| Required task |
Copy out all lines carrying the word "Résistance".

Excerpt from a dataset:
● ● ● ●
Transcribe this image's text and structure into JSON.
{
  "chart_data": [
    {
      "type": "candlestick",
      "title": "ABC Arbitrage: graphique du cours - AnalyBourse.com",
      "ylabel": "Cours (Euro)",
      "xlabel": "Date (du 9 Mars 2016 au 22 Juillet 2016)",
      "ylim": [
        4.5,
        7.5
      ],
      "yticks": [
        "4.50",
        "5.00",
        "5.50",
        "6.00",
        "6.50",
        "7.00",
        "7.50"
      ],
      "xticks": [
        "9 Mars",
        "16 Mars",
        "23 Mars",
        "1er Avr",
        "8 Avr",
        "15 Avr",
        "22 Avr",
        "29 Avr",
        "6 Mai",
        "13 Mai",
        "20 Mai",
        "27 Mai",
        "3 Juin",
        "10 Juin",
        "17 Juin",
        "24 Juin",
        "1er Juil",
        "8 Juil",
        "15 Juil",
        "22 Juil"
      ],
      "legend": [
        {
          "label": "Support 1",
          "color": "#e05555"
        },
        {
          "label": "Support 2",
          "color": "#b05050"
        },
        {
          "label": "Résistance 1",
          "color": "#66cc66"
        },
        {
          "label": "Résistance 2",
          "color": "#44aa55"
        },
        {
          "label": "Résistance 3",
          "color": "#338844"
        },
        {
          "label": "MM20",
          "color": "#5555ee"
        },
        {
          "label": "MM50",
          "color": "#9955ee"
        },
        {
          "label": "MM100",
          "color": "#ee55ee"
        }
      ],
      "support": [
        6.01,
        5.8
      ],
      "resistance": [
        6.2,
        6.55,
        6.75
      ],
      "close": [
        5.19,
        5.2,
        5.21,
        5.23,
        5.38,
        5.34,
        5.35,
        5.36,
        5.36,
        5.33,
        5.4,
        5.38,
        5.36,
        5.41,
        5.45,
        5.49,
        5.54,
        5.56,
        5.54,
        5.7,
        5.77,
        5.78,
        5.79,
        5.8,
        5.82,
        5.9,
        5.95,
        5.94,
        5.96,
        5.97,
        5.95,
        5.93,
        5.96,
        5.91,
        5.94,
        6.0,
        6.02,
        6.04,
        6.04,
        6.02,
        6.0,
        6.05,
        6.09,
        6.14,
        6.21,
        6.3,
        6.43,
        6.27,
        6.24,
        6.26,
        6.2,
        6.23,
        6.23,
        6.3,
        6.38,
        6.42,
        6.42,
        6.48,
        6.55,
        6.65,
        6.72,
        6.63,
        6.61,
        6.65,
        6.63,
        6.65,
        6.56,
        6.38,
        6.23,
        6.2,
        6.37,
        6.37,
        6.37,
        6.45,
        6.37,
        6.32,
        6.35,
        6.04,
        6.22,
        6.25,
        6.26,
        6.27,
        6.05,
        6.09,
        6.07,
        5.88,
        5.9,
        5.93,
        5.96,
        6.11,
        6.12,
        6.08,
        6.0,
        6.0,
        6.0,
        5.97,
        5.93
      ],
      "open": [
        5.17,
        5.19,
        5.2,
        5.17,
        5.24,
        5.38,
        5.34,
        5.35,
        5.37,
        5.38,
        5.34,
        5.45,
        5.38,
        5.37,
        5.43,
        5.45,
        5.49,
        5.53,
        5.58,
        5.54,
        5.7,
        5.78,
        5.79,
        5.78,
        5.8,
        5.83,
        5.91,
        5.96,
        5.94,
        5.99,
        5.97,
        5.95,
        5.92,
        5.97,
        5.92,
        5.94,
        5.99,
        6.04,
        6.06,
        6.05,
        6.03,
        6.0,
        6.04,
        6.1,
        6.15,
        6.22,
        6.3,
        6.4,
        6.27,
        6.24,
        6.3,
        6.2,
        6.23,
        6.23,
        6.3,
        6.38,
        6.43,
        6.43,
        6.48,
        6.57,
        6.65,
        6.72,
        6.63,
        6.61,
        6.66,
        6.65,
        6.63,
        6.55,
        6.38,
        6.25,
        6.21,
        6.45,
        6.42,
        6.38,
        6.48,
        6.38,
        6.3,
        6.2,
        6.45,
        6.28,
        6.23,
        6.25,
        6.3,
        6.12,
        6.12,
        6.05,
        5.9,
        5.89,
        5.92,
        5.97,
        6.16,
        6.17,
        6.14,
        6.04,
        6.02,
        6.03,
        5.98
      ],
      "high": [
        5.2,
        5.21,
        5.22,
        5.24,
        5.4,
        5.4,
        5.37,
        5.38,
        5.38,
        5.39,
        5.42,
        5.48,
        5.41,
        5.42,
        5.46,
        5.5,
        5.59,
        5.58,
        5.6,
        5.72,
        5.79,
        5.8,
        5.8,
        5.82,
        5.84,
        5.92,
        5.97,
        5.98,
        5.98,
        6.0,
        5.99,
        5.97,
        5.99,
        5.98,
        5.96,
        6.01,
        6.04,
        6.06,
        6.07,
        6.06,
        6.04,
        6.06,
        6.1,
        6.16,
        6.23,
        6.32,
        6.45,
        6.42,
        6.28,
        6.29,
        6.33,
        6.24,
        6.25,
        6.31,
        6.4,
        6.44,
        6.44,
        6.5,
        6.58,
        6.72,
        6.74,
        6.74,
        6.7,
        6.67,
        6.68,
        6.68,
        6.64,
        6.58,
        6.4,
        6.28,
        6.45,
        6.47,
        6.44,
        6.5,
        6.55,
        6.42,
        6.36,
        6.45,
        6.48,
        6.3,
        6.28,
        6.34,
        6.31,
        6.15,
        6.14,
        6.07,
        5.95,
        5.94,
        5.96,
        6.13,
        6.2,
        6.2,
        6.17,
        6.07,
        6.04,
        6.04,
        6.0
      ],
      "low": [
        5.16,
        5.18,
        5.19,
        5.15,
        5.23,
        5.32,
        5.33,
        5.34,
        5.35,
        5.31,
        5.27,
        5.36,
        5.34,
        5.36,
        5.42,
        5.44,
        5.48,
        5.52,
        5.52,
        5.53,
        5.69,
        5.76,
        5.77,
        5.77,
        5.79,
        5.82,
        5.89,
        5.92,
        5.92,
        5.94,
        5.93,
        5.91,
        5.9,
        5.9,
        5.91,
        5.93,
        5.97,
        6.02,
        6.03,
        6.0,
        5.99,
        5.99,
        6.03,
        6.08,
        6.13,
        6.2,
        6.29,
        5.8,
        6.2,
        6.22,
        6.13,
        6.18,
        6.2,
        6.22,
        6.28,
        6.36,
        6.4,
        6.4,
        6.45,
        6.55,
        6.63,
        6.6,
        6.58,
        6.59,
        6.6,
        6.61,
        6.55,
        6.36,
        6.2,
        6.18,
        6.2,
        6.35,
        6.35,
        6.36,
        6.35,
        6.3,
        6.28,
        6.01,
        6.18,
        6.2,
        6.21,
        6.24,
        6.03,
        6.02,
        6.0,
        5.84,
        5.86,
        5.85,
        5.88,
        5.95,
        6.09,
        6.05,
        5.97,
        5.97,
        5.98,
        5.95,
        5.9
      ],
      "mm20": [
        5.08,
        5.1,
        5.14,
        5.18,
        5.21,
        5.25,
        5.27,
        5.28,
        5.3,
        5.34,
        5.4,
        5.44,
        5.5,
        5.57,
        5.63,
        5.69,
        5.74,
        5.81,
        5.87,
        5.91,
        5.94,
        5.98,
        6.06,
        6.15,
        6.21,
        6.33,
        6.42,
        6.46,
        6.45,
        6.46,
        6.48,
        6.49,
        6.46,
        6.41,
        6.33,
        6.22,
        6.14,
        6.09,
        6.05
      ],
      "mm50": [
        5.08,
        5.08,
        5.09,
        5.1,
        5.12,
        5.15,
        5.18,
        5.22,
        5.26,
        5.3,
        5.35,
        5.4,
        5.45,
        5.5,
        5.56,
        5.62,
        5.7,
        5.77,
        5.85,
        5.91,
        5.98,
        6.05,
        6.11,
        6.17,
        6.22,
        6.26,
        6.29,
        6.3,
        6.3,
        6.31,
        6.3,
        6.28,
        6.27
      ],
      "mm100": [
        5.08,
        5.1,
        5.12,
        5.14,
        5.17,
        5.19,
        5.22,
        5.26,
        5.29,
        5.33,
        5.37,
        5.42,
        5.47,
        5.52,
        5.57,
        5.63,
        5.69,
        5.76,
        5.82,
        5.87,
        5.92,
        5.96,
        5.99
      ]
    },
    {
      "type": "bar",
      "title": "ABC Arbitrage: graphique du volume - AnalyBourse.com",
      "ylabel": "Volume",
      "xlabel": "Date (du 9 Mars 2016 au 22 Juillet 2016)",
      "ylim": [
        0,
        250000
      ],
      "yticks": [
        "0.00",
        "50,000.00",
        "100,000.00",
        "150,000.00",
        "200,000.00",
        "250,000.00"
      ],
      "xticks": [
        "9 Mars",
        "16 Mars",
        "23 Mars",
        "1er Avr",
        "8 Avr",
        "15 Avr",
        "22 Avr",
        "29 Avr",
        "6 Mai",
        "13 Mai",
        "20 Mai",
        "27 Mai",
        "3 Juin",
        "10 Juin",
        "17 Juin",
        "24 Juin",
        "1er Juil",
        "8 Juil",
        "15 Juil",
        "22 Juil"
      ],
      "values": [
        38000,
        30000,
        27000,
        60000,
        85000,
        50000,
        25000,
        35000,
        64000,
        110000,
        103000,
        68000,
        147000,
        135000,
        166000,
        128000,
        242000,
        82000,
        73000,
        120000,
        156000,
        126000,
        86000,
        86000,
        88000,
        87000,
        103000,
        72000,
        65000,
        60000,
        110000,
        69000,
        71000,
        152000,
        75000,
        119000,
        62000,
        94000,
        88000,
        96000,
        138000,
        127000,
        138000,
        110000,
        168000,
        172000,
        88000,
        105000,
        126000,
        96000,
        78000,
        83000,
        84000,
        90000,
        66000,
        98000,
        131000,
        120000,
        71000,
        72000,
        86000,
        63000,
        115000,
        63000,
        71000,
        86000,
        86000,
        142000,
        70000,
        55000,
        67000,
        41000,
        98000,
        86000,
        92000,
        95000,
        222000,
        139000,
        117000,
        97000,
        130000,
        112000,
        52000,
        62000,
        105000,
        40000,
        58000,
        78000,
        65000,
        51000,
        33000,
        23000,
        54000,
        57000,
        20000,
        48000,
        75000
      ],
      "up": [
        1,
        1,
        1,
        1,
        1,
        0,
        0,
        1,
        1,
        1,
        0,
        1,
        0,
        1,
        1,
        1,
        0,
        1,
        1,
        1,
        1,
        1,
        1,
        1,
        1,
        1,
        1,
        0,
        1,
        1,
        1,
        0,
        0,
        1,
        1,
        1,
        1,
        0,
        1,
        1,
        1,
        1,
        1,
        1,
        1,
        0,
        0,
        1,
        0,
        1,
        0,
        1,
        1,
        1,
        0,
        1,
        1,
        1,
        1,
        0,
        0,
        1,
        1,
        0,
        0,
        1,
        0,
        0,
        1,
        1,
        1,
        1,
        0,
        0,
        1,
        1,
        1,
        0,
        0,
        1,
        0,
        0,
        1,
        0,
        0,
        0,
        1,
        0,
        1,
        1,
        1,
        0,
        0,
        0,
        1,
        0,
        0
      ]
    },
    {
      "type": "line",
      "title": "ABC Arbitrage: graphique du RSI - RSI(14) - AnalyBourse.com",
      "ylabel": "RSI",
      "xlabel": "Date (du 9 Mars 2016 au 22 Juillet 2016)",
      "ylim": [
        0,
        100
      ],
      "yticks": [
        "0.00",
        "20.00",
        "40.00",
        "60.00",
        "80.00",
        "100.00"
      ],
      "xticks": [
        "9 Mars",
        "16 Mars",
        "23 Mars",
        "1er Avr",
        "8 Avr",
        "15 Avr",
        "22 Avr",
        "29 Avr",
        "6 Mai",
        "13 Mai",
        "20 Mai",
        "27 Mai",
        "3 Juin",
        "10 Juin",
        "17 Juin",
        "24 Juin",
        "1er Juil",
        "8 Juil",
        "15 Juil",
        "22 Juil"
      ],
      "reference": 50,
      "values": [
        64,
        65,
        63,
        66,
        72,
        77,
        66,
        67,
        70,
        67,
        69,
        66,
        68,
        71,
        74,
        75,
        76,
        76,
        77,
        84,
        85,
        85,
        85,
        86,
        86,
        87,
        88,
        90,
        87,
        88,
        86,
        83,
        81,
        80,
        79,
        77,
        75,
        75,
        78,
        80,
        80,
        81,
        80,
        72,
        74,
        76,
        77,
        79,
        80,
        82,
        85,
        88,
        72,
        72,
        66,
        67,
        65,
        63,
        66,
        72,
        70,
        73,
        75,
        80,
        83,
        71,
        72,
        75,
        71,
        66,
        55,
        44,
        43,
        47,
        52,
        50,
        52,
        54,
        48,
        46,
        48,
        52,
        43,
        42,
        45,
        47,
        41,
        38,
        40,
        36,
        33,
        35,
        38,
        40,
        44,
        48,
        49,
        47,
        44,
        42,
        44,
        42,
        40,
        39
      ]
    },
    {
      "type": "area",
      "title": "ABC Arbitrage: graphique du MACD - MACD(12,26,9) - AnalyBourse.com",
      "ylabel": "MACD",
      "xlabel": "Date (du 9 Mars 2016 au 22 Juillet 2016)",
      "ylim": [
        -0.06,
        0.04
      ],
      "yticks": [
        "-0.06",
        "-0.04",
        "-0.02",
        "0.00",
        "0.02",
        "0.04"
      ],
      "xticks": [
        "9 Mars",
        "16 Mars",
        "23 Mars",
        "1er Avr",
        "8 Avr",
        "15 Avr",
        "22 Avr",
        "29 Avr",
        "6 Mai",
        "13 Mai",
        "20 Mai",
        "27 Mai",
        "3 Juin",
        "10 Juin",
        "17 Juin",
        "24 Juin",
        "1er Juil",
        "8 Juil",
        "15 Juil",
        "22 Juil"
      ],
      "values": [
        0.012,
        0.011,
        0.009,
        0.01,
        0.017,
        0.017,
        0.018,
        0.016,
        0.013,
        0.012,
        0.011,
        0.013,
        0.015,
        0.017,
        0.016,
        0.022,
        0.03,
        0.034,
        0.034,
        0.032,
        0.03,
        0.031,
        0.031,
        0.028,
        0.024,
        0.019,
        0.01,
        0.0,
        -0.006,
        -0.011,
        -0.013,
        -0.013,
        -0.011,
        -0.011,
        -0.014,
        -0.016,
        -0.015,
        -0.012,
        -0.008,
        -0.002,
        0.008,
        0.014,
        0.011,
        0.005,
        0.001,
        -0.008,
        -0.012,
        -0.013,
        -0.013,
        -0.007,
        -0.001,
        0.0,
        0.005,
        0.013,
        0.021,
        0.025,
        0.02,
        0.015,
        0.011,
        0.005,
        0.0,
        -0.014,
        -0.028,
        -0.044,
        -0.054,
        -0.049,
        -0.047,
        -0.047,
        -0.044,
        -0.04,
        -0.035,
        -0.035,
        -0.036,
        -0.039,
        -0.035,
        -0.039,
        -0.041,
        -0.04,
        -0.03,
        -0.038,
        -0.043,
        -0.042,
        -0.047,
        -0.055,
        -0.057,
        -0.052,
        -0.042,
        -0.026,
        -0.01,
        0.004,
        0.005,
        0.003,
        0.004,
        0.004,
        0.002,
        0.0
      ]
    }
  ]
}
● ● ● ●
| Written answer |
          "label": "Résistance 1",
          "label": "Résistance 2",
          "label": "Résistance 3",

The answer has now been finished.